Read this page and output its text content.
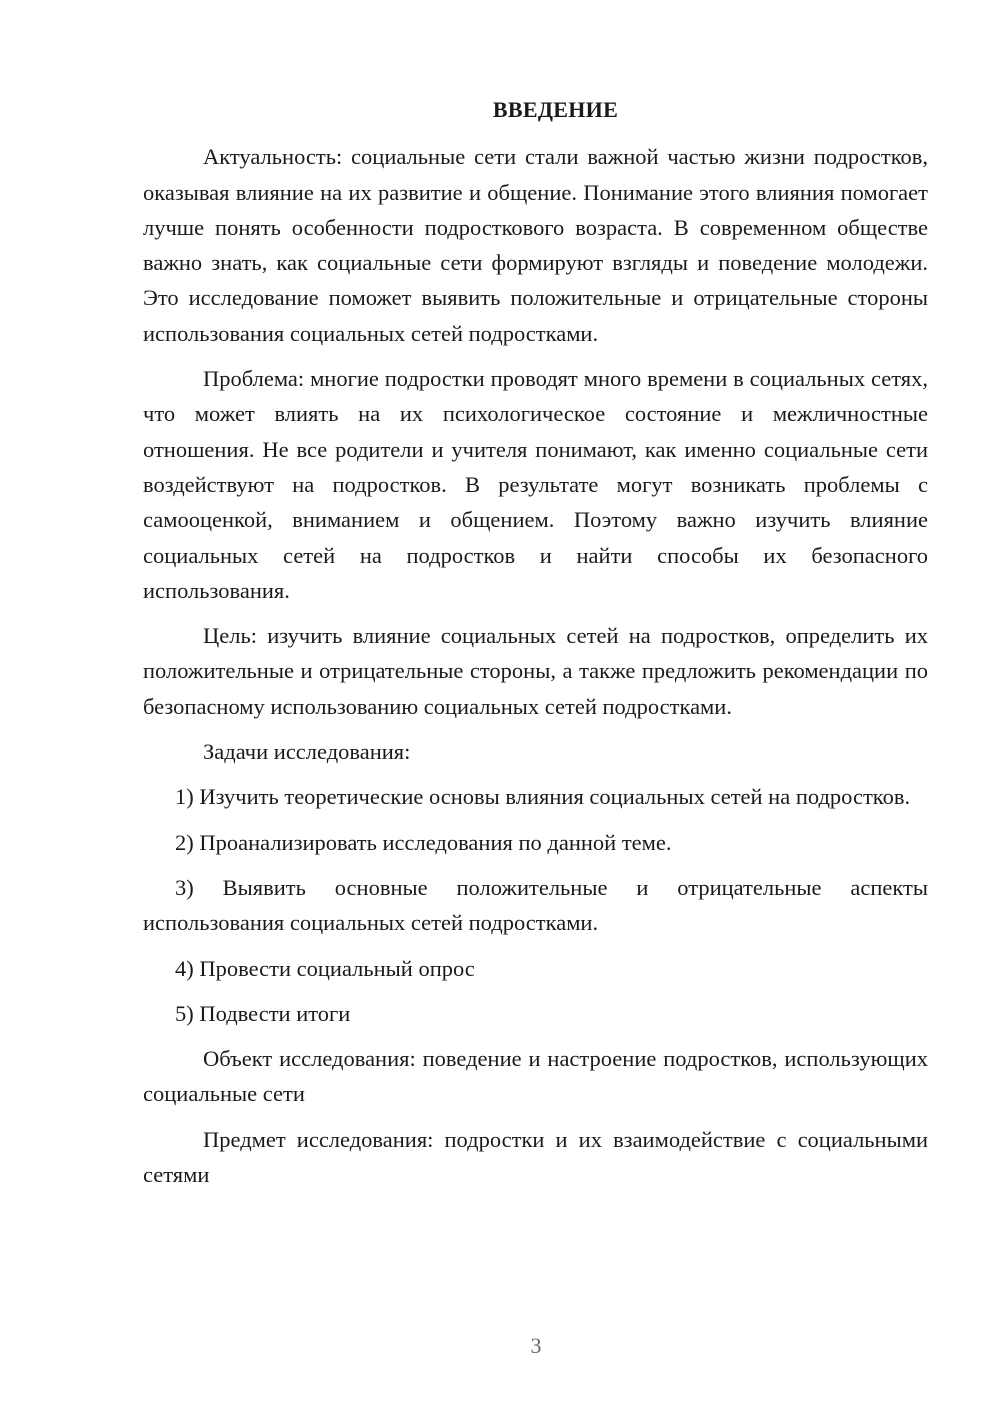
ВВЕДЕНИЕ

Актуальность: социальные сети стали важной частью жизни подростков, оказывая влияние на их развитие и общение. Понимание этого влияния помогает лучше понять особенности подросткового возраста. В современном обществе важно знать, как социальные сети формируют взгляды и поведение молодежи. Это исследование поможет выявить положительные и отрицательные стороны использования социальных сетей подростками.

Проблема: многие подростки проводят много времени в социальных сетях, что может влиять на их психологическое состояние и межличностные отношения. Не все родители и учителя понимают, как именно социальные сети воздействуют на подростков. В результате могут возникать проблемы с самооценкой, вниманием и общением. Поэтому важно изучить влияние социальных сетей на подростков и найти способы их безопасного использования.

Цель: изучить влияние социальных сетей на подростков, определить их положительные и отрицательные стороны, а также предложить рекомендации по безопасному использованию социальных сетей подростками.

Задачи исследования:

1) Изучить теоретические основы влияния социальных сетей на подростков.

2) Проанализировать исследования по данной теме.

3) Выявить основные положительные и отрицательные аспекты использования социальных сетей подростками.

4) Провести социальный опрос

5) Подвести итоги

Объект исследования: поведение и настроение подростков, использующих социальные сети

Предмет исследования: подростки и их взаимодействие с социальными сетями

3
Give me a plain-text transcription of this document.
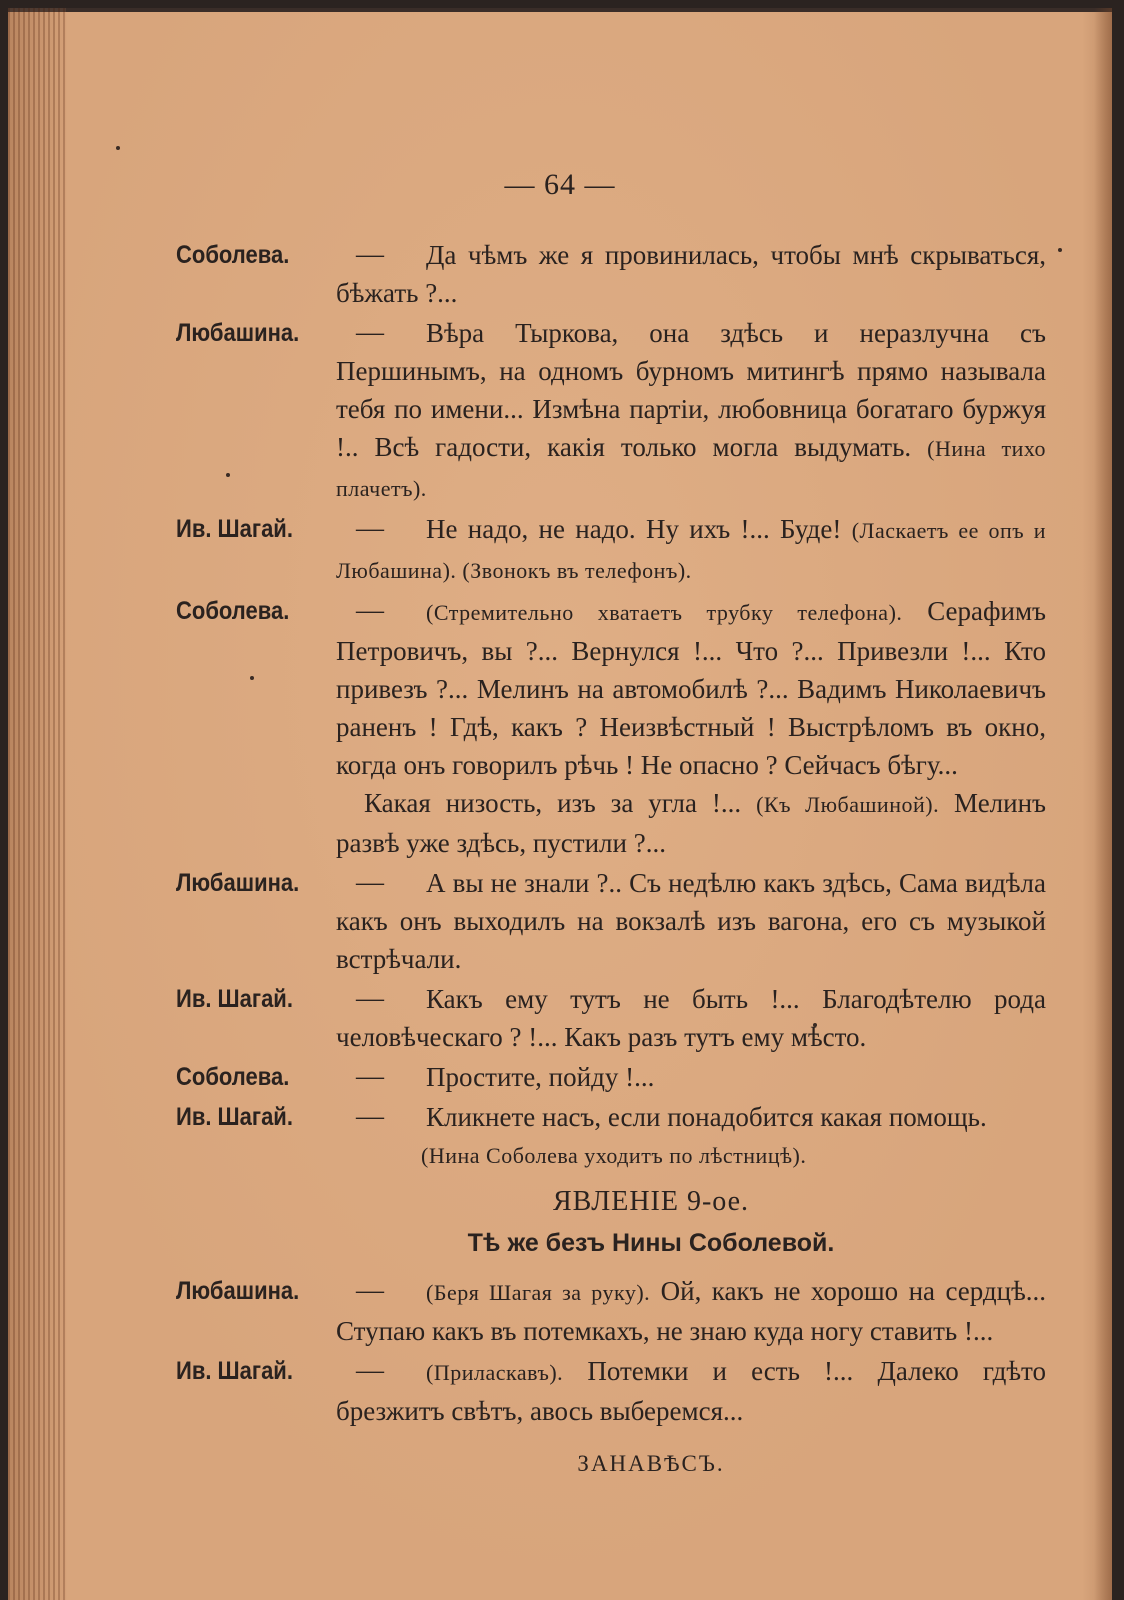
— 64 —
Соболева. —	Да чѣмъ же я провинилась, чтобы мнѣ скрываться, бѣжать ?...
Любашина. —	Вѣра Тыркова, она здѣсь и неразлучна съ Першинымъ, на одномъ бурномъ митингѣ прямо называла тебя по имени... Измѣна партіи, любовница богатаго буржуя !.. Всѣ гадости, какія только могла выдумать. (Нина тихо плачетъ).
Ив. Шагай. —	Не надо, не надо. Ну ихъ !... Буде! (Ласкаетъ ее опъ и Любашина). (Звонокъ въ телефонъ).
Соболева. —	(Стремительно хватаетъ трубку телефона). Серафимъ Петровичъ, вы ?... Вернулся !... Что ?... Привезли !... Кто привезъ ?... Мелинъ на автомобилѣ ?... Вадимъ Николаевичъ раненъ ! Гдѣ, какъ ? Неизвѣстный ! Выстрѣломъ въ окно, когда онъ говорилъ рѣчь ! Не опасно ? Сейчасъ бѣгу...
Какая низость, изъ за угла !... (Къ Любашиной). Мелинъ развѣ уже здѣсь, пустили ?...
Любашина. —	А вы не знали ?.. Съ недѣлю какъ здѣсь, Сама видѣла какъ онъ выходилъ на вокзалѣ изъ вагона, его съ музыкой встрѣчали.
Ив. Шагай. —	Какъ ему тутъ не быть !... Благодѣтелю рода человѣческаго ? !... Какъ разъ тутъ ему мѣсто.
Соболева. —	Простите, пойду !...
Ив. Шагай. —	Кликнете насъ, если понадобится какая помощь.
(Нина Соболева уходитъ по лѣстницѣ).
ЯВЛЕНІЕ 9-ое.
Тѣ же безъ Нины Соболевой.
Любашина. —	(Беря Шагая за руку). Ой, какъ не хорошо на сердцѣ... Ступаю какъ въ потемкахъ, не знаю куда ногу ставить !...
Ив. Шагай. —	(Приласкавъ). Потемки и есть !... Далеко гдѣто брезжитъ свѣтъ, авось выберемся...
ЗАНАВѢСЪ.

========================================

- [WORK TO COMPLETE] Quote the full listing above word for word; exclude every picture from the copy.

- [FINAL RESULT]
Read this page and output its text content.
ВВЕДЕНИЕ

Актуальность: социальные сети стали важной частью жизни подростков, оказывая влияние на их развитие и общение. Понимание этого влияния помогает лучше понять особенности подросткового возраста. В современном обществе важно знать, как социальные сети формируют взгляды и поведение молодежи. Это исследование поможет выявить положительные и отрицательные стороны использования социальных сетей подростками.

Проблема: многие подростки проводят много времени в социальных сетях, что может влиять на их психологическое состояние и межличностные отношения. Не все родители и учителя понимают, как именно социальные сети воздействуют на подростков. В результате могут возникать проблемы с самооценкой, вниманием и общением. Поэтому важно изучить влияние социальных сетей на подростков и найти способы их безопасного использования.

Цель: изучить влияние социальных сетей на подростков, определить их положительные и отрицательные стороны, а также предложить рекомендации по безопасному использованию социальных сетей подростками.

Задачи исследования:

1) Изучить теоретические основы влияния социальных сетей на подростков.

2) Проанализировать исследования по данной теме.

3) Выявить основные положительные и отрицательные аспекты использования социальных сетей подростками.

4) Провести социальный опрос

5) Подвести итоги

Объект исследования: поведение и настроение подростков, использующих социальные сети

Предмет исследования: подростки и их взаимодействие с социальными сетями

3
Give me a plain-text transcription of this document.
— 64 —
Соболева. —	Да чѣмъ же я провинилась, чтобы мнѣ скрываться, бѣжать ?...
Любашина. —	Вѣра Тыркова, она здѣсь и неразлучна съ Першинымъ, на одномъ бурномъ митингѣ прямо называла тебя по имени... Измѣна партіи, любовница богатаго буржуя !.. Всѣ гадости, какія только могла выдумать. (Нина тихо плачетъ).
Ив. Шагай. —	Не надо, не надо. Ну ихъ !... Буде! (Ласкаетъ ее опъ и Любашина). (Звонокъ въ телефонъ).
Соболева. —	(Стремительно хватаетъ трубку телефона). Серафимъ Петровичъ, вы ?... Вернулся !... Что ?... Привезли !... Кто привезъ ?... Мелинъ на автомобилѣ ?... Вадимъ Николаевичъ раненъ ! Гдѣ, какъ ? Неизвѣстный ! Выстрѣломъ въ окно, когда онъ говорилъ рѣчь ! Не опасно ? Сейчасъ бѣгу...
Какая низость, изъ за угла !... (Къ Любашиной). Мелинъ развѣ уже здѣсь, пустили ?...
Любашина. —	А вы не знали ?.. Съ недѣлю какъ здѣсь, Сама видѣла какъ онъ выходилъ на вокзалѣ изъ вагона, его съ музыкой встрѣчали.
Ив. Шагай. —	Какъ ему тутъ не быть !... Благодѣтелю рода человѣческаго ? !... Какъ разъ тутъ ему мѣсто.
Соболева. —	Простите, пойду !...
Ив. Шагай. —	Кликнете насъ, если понадобится какая помощь.
(Нина Соболева уходитъ по лѣстницѣ).
ЯВЛЕНІЕ 9-ое.
Тѣ же безъ Нины Соболевой.
Любашина. —	(Беря Шагая за руку). Ой, какъ не хорошо на сердцѣ... Ступаю какъ въ потемкахъ, не знаю куда ногу ставить !...
Ив. Шагай. —	(Приласкавъ). Потемки и есть !... Далеко гдѣто брезжитъ свѣтъ, авось выберемся...
ЗАНАВѢСЪ.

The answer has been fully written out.